■ **Given exercise**: Go through the records and extract every line with the word "เมททอล".

[A run of records]
+++

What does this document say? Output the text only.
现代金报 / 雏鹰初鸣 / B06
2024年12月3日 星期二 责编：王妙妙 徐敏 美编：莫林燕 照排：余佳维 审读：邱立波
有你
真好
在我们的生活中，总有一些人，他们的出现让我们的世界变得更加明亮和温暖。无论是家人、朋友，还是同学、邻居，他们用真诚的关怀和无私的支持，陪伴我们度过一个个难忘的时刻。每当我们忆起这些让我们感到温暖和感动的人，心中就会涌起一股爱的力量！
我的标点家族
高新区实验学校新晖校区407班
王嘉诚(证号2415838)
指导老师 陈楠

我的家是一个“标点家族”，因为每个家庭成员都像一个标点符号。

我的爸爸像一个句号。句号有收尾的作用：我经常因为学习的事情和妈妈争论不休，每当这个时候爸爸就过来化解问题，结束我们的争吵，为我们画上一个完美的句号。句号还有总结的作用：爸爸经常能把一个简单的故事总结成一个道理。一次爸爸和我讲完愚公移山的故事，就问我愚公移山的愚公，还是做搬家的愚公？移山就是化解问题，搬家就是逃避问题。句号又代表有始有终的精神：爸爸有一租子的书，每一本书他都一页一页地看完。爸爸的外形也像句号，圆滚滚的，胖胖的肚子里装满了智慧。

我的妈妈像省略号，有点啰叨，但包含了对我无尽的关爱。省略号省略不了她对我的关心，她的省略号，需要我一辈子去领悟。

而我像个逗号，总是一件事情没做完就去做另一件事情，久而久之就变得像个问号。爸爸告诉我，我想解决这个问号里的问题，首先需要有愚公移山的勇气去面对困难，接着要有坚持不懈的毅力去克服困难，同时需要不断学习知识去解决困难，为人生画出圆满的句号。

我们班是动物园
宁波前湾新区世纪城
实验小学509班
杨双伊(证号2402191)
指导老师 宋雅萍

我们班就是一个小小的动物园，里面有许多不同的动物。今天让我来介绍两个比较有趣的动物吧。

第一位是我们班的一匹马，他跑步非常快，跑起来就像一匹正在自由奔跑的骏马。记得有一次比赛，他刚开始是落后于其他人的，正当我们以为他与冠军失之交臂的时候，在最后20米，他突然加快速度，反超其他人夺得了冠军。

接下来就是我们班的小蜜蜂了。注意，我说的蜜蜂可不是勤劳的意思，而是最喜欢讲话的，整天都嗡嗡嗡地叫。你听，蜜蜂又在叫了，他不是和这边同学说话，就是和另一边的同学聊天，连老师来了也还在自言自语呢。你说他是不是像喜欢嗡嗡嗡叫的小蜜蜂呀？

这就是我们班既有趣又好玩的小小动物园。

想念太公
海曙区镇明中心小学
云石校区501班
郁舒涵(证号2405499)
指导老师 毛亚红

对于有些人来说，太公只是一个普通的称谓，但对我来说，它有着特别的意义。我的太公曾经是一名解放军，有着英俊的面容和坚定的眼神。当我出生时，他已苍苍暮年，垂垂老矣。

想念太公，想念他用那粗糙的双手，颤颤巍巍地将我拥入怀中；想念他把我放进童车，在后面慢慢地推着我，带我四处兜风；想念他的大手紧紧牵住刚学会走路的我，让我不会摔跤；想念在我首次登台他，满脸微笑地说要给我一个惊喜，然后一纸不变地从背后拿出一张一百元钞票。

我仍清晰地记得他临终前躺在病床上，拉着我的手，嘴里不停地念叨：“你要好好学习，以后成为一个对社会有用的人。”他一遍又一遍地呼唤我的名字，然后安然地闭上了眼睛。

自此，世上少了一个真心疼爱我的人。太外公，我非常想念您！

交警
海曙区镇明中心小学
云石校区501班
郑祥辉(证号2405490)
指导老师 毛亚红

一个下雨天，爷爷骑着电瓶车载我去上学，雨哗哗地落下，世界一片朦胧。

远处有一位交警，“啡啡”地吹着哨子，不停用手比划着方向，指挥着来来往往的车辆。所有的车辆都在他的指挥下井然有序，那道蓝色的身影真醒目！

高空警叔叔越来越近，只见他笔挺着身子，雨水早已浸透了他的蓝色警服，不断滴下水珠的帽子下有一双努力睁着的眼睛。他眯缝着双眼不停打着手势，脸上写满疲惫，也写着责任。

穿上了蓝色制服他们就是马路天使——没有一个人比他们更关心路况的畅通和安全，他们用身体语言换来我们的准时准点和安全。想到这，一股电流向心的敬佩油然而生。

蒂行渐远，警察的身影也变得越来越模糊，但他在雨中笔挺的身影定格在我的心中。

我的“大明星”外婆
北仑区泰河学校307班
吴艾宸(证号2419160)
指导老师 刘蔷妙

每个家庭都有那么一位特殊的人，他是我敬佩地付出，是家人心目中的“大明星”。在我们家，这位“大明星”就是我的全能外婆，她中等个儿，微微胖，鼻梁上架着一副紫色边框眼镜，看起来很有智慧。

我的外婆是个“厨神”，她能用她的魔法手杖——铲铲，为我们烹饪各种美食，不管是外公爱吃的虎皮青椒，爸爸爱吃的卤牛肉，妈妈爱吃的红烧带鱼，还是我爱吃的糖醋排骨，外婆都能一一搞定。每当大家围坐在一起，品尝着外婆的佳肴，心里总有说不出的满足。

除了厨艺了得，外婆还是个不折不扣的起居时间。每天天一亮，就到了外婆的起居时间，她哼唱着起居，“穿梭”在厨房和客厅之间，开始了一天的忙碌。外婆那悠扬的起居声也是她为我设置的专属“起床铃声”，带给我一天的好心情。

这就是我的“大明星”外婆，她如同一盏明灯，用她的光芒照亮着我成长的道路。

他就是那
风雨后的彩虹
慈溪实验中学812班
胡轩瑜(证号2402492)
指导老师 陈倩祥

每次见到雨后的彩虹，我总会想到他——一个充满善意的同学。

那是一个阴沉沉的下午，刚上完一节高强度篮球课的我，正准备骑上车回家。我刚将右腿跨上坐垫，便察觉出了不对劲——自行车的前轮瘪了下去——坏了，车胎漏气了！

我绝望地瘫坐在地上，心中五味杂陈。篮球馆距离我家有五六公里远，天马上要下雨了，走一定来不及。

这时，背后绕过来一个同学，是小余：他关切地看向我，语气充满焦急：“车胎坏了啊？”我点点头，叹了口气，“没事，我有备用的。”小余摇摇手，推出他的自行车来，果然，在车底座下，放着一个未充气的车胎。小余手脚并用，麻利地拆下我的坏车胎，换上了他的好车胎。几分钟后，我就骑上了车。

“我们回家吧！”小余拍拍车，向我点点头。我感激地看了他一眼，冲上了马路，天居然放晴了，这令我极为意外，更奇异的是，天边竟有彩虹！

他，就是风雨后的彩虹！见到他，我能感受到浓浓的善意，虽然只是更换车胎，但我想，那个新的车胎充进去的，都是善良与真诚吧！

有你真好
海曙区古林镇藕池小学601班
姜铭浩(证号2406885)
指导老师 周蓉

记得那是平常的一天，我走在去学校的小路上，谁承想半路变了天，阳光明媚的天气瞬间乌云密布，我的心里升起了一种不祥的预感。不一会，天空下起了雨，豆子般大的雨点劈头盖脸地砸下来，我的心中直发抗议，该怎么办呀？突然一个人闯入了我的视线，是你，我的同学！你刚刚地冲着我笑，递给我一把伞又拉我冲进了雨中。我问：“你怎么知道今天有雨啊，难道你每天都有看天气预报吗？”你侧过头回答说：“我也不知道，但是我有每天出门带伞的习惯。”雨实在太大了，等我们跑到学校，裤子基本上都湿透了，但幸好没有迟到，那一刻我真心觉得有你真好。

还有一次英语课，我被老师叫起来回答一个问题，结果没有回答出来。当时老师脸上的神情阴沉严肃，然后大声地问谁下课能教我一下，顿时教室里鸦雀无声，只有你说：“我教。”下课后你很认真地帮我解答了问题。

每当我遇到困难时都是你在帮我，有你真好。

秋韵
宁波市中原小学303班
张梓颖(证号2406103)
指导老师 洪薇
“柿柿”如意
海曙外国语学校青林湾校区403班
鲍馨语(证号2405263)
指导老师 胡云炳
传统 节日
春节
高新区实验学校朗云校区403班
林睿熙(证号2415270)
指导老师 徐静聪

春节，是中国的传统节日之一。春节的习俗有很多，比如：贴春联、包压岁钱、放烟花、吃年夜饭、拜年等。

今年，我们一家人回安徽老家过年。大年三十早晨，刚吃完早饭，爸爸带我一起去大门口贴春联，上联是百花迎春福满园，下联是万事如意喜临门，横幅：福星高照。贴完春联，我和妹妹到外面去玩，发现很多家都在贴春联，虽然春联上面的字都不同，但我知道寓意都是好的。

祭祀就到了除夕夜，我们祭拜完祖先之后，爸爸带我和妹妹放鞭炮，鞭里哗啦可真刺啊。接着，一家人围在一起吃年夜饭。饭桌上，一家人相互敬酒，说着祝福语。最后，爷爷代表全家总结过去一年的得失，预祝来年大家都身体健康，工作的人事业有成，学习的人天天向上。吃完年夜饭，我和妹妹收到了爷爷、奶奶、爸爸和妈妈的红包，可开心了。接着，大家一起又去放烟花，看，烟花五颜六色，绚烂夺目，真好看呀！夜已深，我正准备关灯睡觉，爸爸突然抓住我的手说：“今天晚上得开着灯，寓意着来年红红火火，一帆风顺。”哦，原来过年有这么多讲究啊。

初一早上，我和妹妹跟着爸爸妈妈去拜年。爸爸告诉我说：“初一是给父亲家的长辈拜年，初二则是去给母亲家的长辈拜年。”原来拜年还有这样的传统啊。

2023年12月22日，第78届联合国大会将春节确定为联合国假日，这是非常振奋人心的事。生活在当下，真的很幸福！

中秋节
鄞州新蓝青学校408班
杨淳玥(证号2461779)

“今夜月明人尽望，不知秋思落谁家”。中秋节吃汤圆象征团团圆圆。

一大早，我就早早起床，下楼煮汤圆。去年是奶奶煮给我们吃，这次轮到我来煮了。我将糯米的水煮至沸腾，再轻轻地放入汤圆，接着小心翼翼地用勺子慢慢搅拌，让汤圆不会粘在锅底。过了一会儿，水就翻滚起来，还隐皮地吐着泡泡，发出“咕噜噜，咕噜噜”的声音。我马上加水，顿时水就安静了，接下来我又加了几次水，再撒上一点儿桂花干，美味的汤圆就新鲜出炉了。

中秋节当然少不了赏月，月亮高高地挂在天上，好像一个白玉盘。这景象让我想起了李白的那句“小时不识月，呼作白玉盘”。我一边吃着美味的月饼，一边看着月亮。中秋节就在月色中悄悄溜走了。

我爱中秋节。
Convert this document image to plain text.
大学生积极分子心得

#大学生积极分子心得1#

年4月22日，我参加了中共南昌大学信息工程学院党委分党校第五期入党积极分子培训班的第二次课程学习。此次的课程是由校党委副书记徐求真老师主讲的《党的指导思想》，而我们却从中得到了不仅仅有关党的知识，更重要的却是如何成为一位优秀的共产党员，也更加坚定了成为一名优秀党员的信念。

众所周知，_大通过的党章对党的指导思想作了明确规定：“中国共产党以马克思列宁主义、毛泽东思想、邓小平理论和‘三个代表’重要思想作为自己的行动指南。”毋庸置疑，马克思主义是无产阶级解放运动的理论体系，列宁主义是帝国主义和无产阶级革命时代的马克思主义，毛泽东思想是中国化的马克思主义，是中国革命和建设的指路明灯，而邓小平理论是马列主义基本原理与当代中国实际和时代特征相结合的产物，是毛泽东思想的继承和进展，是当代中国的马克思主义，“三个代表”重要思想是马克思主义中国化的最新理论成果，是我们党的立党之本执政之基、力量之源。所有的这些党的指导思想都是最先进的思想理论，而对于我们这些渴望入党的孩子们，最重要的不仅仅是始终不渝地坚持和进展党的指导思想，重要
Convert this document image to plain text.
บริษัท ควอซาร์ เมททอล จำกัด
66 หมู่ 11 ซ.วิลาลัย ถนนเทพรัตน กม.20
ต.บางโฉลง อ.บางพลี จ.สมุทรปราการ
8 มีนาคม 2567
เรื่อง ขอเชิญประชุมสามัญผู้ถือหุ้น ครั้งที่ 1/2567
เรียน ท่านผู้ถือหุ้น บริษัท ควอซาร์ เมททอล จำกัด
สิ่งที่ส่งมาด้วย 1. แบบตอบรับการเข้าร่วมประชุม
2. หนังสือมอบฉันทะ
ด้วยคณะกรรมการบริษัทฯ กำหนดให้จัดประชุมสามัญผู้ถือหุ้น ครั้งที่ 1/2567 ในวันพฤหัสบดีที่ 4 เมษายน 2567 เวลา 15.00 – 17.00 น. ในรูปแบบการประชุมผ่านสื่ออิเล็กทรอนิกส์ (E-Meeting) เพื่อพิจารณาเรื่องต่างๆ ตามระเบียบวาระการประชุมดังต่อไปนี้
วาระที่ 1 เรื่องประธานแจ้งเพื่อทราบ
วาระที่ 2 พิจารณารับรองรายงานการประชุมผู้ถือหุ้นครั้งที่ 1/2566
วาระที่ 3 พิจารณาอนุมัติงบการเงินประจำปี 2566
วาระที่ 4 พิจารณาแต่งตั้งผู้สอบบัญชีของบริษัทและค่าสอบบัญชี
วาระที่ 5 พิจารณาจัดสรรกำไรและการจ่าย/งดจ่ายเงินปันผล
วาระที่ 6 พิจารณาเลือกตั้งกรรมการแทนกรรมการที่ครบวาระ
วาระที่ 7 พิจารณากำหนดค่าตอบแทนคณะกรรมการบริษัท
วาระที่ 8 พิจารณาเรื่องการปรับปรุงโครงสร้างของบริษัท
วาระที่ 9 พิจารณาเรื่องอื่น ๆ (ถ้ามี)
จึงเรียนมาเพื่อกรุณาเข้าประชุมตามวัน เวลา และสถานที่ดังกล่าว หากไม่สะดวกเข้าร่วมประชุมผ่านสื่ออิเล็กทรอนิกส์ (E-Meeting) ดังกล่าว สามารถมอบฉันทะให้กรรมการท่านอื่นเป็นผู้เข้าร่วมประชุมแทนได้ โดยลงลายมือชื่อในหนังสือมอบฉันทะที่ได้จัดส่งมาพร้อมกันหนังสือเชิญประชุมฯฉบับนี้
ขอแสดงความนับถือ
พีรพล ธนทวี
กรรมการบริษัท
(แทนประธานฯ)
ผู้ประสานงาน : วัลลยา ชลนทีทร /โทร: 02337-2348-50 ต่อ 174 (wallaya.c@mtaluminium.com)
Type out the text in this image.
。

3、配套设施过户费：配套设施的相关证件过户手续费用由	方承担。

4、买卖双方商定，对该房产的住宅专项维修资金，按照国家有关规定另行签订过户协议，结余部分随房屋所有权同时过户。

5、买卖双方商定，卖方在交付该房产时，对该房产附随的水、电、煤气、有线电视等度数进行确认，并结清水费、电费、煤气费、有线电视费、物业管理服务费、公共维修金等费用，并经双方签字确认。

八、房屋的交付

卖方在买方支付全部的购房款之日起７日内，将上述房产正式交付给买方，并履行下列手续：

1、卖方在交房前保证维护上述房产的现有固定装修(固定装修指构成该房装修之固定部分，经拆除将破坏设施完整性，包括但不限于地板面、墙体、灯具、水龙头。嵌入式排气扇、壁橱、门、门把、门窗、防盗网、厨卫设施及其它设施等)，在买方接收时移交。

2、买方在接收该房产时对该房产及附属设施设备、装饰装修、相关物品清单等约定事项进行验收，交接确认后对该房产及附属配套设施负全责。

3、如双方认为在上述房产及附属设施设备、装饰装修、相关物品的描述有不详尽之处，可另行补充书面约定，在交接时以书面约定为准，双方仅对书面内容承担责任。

+++

■ **Response to this task**:
บริษัท ควอซาร์ เมททอล จำกัด
เรียน ท่านผู้ถือหุ้น บริษัท ควอซาร์ เมททอล จำกัด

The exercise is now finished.